Dataset entries:
● ● ● ● ● ● ●
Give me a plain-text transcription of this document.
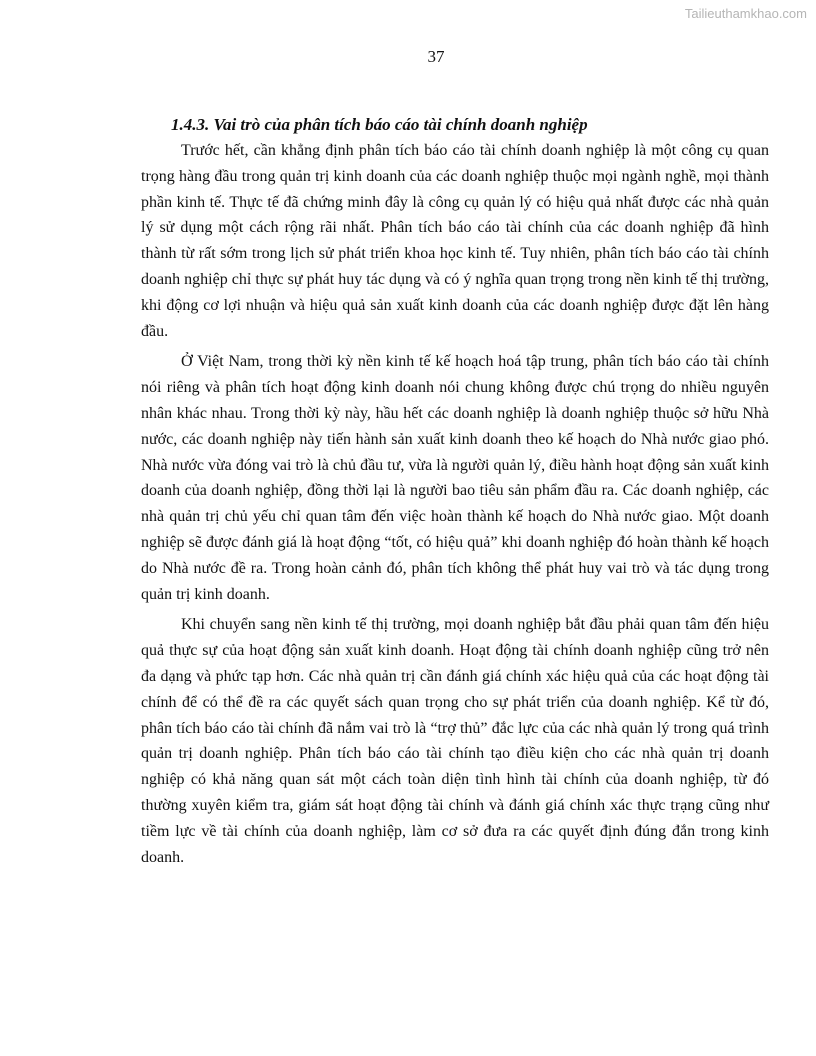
Tailieuthamkhao.com
37
1.4.3. Vai trò của phân tích báo cáo tài chính doanh nghiệp

Trước hết, cần khẳng định phân tích báo cáo tài chính doanh nghiệp là một công cụ quan trọng hàng đầu trong quản trị kinh doanh của các doanh nghiệp thuộc mọi ngành nghề, mọi thành phần kinh tế. Thực tế đã chứng minh đây là công cụ quản lý có hiệu quả nhất được các nhà quản lý sử dụng một cách rộng rãi nhất. Phân tích báo cáo tài chính của các doanh nghiệp đã hình thành từ rất sớm trong lịch sử phát triển khoa học kinh tế. Tuy nhiên, phân tích báo cáo tài chính doanh nghiệp chỉ thực sự phát huy tác dụng và có ý nghĩa quan trọng trong nền kinh tế thị trường, khi động cơ lợi nhuận và hiệu quả sản xuất kinh doanh của các doanh nghiệp được đặt lên hàng đầu.

Ở Việt Nam, trong thời kỳ nền kinh tế kế hoạch hoá tập trung, phân tích báo cáo tài chính nói riêng và phân tích hoạt động kinh doanh nói chung không được chú trọng do nhiều nguyên nhân khác nhau. Trong thời kỳ này, hầu hết các doanh nghiệp là doanh nghiệp thuộc sở hữu Nhà nước, các doanh nghiệp này tiến hành sản xuất kinh doanh theo kế hoạch do Nhà nước giao phó. Nhà nước vừa đóng vai trò là chủ đầu tư, vừa là người quản lý, điều hành hoạt động sản xuất kinh doanh của doanh nghiệp, đồng thời lại là người bao tiêu sản phẩm đầu ra. Các doanh nghiệp, các nhà quản trị chủ yếu chỉ quan tâm đến việc hoàn thành kế hoạch do Nhà nước giao. Một doanh nghiệp sẽ được đánh giá là hoạt động “tốt, có hiệu quả” khi doanh nghiệp đó hoàn thành kế hoạch do Nhà nước đề ra. Trong hoàn cảnh đó, phân tích không thể phát huy vai trò và tác dụng trong quản trị kinh doanh.

Khi chuyển sang nền kinh tế thị trường, mọi doanh nghiệp bắt đầu phải quan tâm đến hiệu quả thực sự của hoạt động sản xuất kinh doanh. Hoạt động tài chính doanh nghiệp cũng trở nên đa dạng và phức tạp hơn. Các nhà quản trị cần đánh giá chính xác hiệu quả của các hoạt động tài chính để có thể đề ra các quyết sách quan trọng cho sự phát triển của doanh nghiệp. Kể từ đó, phân tích báo cáo tài chính đã nắm vai trò là “trợ thủ” đắc lực của các nhà quản lý trong quá trình quản trị doanh nghiệp. Phân tích báo cáo tài chính tạo điều kiện cho các nhà quản trị doanh nghiệp có khả năng quan sát một cách toàn diện tình hình tài chính của doanh nghiệp, từ đó thường xuyên kiểm tra, giám sát hoạt động tài chính và đánh giá chính xác thực trạng cũng như tiềm lực về tài chính của doanh nghiệp, làm cơ sở đưa ra các quyết định đúng đắn trong kinh doanh.
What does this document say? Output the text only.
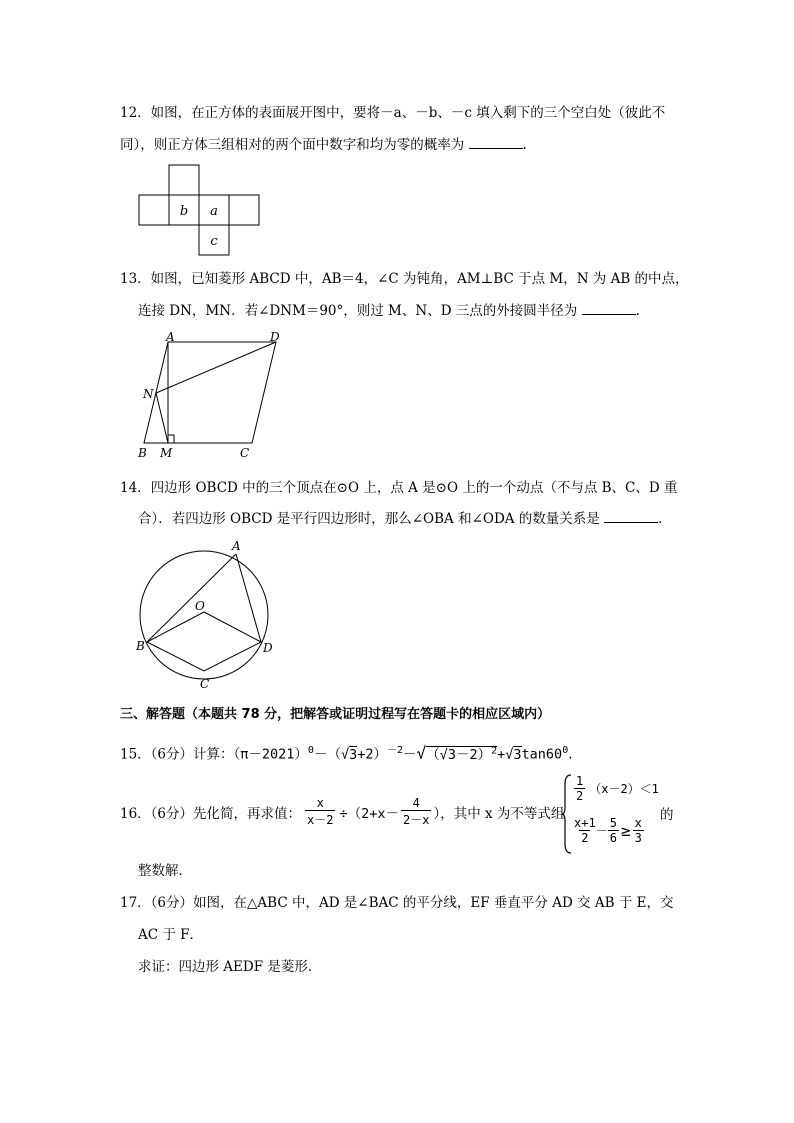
12．如图，在正方体的表面展开图中，要将－a、－b、－c 填入剩下的三个空白处（彼此不
同），则正方体三组相对的两个面中数字和均为零的概率为	.
b a
c
13．如图，已知菱形 ABCD 中，AB＝4，∠C 为钝角，AM⊥BC 于点 M，N 为 AB 的中点，
连接 DN，MN．若∠DNM＝90°，则过 M、N、D 三点的外接圆半径为	.
A	D
N
B M	C
14．四边形 OBCD 中的三个顶点在⊙O 上，点 A 是⊙O 上的一个动点（不与点 B、C、D 重
合）．若四边形 OBCD 是平行四边形时，那么∠OBA 和∠ODA 的数量关系是	.
A
O
B	D
C
三、解答题（本题共 78 分，把解答或证明过程写在答题卡的相应区域内）
15．（6分）计算：$(\pi-2021)^0-(√3+2)^{-2}-√(√3-2)^2+√3\tan 60^0$.
16．（6分）先化简，再求值： $\frac{x}{x-2} \div(2+x-$
4
2－x ），其中 x 为不等式组
1
2 （x－2）＜1
x+1
$2 - \frac{5}{6} \ge \frac{x}{3}$
的
整数解．
17．（6分）如图，在△ABC 中，AD 是∠BAC 的平分线，EF 垂直平分 AD 交 AB 于 E，交
AC 于 F．
求证：四边形 AEDF 是菱形．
● ● ● ● ● ● ●
### Written problem
What number of lines in the records contain the word "dụng"? Answer with that number alone.

### Problem solution
2